Tally how many lines include "vlákninu". The number is the whole answer.
++++++++++++++++++++
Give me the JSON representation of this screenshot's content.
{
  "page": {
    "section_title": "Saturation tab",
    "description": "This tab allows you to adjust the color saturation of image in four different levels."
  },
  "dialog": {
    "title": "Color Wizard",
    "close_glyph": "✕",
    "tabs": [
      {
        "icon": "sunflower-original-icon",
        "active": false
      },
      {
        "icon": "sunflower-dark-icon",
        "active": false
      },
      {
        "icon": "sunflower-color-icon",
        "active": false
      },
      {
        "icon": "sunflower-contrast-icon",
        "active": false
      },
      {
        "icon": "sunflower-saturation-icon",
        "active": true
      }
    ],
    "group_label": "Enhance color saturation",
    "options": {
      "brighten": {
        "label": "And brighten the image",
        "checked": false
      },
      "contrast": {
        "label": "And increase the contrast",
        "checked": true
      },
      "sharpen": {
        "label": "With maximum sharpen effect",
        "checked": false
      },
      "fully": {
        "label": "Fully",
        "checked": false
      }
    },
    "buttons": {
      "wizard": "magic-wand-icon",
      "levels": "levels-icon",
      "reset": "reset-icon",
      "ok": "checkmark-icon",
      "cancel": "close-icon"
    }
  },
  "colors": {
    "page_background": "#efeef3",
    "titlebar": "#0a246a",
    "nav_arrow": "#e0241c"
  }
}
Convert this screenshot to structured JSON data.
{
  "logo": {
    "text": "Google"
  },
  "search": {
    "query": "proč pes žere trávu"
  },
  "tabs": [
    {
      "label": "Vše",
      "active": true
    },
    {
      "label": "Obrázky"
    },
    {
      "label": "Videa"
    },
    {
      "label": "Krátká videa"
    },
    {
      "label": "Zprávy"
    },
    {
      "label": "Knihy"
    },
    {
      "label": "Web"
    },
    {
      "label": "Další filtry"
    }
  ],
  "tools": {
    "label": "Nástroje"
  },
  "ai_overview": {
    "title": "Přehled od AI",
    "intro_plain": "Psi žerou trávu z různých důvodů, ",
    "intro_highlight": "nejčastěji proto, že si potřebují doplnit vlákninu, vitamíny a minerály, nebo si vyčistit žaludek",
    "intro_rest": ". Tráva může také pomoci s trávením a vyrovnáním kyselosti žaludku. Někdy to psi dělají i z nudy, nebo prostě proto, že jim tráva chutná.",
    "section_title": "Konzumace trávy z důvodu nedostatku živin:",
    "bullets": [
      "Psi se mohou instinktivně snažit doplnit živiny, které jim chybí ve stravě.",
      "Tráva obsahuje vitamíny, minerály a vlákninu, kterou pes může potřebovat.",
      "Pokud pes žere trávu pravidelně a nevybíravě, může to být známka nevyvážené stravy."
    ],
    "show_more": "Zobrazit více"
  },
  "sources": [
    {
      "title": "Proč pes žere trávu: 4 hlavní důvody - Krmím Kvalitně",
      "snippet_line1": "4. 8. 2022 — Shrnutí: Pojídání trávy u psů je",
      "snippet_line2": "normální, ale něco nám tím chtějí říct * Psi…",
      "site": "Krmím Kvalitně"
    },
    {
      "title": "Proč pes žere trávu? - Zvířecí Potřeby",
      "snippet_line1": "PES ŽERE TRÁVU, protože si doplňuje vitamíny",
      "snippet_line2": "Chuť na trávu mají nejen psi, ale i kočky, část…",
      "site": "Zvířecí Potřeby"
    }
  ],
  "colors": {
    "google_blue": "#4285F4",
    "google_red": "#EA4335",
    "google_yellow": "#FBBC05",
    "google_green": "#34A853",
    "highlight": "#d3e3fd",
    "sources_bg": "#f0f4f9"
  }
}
++++++++++++++++++++
## RESPONSE
2